───── Provided entries ─────

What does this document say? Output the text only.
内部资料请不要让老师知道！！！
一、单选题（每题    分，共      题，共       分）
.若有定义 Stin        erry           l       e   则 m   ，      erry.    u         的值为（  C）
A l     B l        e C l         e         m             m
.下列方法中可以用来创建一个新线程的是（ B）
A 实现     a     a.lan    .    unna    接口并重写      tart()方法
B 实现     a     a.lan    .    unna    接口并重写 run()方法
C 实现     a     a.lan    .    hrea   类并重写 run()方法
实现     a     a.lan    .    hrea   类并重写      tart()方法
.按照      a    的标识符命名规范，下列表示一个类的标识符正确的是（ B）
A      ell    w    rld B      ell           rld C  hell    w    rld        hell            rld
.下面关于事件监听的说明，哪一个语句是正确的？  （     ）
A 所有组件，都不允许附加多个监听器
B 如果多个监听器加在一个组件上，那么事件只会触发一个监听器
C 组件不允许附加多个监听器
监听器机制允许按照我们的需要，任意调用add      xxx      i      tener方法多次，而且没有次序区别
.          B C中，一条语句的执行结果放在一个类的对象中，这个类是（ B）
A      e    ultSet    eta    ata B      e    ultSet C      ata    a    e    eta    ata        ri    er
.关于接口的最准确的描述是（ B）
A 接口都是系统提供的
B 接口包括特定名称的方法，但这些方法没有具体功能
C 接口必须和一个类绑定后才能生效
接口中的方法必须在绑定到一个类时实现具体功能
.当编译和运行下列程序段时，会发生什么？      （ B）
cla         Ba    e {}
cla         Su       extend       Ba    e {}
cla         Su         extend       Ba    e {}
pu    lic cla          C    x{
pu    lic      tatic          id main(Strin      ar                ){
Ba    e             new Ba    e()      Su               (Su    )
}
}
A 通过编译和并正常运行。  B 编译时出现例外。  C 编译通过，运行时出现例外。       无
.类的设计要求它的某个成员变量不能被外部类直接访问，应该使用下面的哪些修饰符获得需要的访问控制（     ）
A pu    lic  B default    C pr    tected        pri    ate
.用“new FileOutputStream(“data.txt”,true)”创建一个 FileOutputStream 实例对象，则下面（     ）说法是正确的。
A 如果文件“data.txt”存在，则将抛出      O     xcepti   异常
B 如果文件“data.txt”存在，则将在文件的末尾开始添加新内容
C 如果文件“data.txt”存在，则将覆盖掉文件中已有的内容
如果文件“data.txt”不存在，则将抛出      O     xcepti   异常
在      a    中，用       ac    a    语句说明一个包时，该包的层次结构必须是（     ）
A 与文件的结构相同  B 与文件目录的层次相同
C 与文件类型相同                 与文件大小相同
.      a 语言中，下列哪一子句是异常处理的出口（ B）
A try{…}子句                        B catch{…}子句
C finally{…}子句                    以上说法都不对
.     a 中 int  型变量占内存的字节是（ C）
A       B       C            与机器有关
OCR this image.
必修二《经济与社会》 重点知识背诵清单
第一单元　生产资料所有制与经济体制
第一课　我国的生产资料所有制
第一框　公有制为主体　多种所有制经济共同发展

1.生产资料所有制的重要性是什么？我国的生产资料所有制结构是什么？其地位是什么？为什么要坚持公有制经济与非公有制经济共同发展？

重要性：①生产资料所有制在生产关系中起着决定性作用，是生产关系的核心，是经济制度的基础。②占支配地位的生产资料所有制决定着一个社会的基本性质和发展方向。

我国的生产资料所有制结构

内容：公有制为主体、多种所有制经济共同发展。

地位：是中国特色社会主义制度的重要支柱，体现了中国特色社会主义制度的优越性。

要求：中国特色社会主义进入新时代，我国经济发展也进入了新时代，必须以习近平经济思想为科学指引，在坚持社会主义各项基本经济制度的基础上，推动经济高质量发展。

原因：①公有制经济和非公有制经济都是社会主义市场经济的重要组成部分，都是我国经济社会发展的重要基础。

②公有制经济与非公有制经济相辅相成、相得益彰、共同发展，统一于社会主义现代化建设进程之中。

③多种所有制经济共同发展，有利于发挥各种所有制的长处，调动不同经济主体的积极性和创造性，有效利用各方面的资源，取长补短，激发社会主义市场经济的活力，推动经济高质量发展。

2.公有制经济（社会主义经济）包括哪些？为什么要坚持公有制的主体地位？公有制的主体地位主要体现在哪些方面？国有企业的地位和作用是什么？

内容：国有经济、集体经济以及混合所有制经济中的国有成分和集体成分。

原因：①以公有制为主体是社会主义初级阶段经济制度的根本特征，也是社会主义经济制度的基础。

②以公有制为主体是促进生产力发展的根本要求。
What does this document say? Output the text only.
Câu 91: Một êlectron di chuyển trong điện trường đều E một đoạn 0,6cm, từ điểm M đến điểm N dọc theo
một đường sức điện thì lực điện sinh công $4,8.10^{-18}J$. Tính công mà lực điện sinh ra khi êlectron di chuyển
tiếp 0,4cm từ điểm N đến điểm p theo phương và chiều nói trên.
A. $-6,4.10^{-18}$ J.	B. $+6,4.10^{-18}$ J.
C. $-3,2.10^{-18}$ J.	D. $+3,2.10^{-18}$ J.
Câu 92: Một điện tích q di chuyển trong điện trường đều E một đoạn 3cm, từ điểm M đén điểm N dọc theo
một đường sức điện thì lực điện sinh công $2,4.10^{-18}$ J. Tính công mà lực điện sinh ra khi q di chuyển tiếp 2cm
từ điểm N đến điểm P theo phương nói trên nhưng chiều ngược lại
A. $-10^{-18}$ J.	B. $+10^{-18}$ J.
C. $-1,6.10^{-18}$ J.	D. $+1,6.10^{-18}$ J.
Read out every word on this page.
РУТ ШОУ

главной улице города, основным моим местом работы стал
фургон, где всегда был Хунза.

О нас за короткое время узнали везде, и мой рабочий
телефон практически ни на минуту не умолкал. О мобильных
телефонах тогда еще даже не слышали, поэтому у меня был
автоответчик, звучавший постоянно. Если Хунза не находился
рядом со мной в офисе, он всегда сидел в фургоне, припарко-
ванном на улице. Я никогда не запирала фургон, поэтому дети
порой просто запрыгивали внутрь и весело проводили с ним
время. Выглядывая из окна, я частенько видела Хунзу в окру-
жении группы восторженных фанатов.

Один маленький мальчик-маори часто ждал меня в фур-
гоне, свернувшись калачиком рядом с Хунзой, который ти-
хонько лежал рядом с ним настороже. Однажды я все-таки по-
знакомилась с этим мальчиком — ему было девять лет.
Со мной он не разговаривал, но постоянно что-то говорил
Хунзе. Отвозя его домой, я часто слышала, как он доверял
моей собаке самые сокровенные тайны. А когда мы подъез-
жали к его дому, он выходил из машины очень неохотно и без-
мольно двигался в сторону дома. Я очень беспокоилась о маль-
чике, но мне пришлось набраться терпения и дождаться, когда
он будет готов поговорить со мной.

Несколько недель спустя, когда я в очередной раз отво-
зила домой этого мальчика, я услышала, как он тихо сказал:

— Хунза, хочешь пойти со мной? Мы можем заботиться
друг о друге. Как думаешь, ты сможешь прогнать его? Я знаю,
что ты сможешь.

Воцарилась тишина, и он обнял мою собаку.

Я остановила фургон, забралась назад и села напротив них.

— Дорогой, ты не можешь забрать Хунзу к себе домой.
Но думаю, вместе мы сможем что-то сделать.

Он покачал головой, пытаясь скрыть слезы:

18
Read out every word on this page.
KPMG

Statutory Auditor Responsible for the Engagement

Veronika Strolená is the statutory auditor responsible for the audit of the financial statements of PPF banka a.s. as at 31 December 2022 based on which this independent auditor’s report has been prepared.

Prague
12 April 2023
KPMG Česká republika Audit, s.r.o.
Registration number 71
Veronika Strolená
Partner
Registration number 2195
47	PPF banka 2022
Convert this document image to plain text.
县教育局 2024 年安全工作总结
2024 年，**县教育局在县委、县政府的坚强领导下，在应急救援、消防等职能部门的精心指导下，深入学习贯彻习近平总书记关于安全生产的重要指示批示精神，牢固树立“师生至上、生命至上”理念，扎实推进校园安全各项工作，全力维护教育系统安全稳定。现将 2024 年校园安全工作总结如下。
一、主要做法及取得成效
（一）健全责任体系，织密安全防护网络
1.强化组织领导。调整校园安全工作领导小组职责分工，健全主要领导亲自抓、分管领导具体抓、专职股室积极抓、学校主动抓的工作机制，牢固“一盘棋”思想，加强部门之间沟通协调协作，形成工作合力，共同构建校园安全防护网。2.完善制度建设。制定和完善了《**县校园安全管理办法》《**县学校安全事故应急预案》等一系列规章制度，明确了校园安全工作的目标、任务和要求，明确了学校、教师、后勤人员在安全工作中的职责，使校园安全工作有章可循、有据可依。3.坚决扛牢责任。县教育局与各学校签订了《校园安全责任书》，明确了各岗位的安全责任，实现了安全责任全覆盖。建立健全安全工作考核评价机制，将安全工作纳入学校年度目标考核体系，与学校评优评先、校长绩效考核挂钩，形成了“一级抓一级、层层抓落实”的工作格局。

─────

* **Task requirements**
Look over the records above and copy each line that includes the string "data".

* **Solved problem**
.用“new FileOutputStream(“data.txt”,true)”创建一个 FileOutputStream 实例对象，则下面（     ）说法是正确的。
A 如果文件“data.txt”存在，则将抛出      O     xcepti   异常
B 如果文件“data.txt”存在，则将在文件的末尾开始添加新内容
C 如果文件“data.txt”存在，则将覆盖掉文件中已有的内容
如果文件“data.txt”不存在，则将抛出      O     xcepti   异常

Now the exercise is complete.